Aim: Seek out every line containing the word "subordinates", and copy each.

>>>

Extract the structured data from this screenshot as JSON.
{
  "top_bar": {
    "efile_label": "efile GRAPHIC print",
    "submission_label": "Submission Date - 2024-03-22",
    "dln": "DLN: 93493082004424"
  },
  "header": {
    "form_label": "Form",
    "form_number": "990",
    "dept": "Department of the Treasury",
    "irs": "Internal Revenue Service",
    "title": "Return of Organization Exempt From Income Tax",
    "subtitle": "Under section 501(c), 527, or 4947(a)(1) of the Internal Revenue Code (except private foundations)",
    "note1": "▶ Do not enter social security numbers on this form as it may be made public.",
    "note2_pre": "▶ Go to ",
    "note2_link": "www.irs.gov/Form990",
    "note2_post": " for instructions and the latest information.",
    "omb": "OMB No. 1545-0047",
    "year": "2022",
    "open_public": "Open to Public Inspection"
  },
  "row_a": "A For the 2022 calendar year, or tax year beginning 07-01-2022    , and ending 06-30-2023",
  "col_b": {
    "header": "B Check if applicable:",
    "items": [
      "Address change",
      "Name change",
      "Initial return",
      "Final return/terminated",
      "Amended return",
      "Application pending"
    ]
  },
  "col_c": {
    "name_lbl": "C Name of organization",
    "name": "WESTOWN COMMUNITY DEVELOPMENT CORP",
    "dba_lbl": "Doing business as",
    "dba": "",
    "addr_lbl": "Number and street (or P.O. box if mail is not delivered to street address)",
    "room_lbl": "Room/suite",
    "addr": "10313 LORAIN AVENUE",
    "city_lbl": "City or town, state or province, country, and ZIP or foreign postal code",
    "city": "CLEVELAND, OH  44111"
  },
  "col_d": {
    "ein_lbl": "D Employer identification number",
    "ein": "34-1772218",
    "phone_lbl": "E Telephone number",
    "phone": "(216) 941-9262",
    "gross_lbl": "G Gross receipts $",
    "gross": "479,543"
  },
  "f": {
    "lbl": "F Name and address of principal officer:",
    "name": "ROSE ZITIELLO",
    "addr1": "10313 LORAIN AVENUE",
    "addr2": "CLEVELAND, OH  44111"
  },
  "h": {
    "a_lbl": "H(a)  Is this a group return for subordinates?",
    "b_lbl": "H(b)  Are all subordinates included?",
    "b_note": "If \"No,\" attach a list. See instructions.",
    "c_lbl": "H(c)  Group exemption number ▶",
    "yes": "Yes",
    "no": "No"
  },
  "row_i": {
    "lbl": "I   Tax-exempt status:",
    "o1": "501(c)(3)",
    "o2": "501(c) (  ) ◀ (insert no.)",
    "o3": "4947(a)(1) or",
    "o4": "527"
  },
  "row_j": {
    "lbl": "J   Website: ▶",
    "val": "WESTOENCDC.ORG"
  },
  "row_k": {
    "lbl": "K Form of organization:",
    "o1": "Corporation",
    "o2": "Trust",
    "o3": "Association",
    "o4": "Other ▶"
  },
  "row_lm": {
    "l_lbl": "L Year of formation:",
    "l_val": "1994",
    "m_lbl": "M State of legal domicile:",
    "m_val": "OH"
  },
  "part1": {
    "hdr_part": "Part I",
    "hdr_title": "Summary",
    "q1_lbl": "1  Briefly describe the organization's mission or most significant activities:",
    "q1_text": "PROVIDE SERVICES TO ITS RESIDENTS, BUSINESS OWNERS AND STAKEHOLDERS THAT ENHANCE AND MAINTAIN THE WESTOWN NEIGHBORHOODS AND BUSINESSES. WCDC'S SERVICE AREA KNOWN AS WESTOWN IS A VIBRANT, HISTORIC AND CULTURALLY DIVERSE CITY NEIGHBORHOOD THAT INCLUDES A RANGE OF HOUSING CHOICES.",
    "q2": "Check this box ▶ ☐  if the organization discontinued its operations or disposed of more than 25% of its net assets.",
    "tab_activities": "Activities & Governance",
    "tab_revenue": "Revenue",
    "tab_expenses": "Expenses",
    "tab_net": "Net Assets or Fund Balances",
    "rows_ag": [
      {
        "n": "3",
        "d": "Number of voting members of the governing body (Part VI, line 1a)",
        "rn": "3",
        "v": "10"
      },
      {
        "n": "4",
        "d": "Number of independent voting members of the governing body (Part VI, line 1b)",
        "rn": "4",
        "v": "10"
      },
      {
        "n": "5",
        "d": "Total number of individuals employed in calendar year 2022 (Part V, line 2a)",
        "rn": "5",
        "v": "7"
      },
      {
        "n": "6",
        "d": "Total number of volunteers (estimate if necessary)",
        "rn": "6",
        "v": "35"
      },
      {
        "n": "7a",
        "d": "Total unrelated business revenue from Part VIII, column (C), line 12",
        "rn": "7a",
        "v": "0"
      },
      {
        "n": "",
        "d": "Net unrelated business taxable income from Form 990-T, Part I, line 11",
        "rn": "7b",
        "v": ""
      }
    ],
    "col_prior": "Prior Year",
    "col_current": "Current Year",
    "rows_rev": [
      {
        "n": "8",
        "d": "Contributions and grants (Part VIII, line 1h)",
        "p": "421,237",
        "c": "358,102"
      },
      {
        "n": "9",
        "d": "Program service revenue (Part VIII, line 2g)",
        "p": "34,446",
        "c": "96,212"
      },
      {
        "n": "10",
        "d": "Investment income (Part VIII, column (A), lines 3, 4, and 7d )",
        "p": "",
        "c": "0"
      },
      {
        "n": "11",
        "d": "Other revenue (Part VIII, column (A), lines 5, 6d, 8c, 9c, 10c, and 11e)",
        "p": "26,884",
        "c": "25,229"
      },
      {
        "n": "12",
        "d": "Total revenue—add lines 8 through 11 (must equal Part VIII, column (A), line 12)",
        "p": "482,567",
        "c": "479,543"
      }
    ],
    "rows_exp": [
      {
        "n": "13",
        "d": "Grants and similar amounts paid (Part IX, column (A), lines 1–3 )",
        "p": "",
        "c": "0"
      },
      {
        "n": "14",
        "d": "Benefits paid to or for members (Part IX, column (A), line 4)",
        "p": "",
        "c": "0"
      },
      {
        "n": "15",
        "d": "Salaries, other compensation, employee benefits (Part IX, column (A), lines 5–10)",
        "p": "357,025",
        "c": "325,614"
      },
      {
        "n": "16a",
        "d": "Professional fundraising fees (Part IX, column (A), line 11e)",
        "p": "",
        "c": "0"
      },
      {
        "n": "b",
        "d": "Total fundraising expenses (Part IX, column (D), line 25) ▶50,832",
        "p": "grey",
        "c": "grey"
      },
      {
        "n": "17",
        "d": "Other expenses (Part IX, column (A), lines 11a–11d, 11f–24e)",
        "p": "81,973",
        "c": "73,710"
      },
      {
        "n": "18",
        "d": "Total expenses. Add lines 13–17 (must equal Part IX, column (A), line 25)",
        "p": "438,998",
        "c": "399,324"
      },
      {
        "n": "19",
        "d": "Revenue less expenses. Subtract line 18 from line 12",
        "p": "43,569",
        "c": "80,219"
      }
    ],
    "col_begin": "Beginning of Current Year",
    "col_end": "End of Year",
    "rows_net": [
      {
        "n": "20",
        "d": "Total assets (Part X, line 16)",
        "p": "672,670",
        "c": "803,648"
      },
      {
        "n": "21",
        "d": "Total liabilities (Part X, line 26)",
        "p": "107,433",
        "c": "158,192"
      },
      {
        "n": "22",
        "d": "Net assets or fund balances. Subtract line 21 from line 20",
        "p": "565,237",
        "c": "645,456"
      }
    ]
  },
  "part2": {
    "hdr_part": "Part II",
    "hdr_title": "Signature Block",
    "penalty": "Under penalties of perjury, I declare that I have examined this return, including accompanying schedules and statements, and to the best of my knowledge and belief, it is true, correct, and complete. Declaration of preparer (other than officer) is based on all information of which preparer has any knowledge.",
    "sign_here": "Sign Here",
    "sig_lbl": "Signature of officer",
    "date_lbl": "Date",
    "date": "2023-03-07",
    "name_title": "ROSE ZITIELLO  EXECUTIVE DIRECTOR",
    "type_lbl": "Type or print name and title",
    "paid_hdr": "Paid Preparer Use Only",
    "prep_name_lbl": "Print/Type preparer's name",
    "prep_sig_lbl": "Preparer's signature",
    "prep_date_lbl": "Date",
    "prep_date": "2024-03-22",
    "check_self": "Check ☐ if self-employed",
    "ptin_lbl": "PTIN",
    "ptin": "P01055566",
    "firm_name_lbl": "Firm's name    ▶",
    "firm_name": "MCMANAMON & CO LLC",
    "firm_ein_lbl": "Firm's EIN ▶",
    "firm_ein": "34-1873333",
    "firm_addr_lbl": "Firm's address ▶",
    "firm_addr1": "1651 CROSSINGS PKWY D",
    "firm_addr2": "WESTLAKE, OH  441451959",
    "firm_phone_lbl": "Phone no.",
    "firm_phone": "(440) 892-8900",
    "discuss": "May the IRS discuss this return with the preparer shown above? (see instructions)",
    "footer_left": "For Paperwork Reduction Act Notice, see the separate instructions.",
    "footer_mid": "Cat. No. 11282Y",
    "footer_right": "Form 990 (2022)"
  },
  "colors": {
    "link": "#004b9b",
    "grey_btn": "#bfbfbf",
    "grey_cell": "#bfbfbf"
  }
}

<<<

Exercise response:
    "a_lbl": "H(a)  Is this a group return for subordinates?",
    "b_lbl": "H(b)  Are all subordinates included?",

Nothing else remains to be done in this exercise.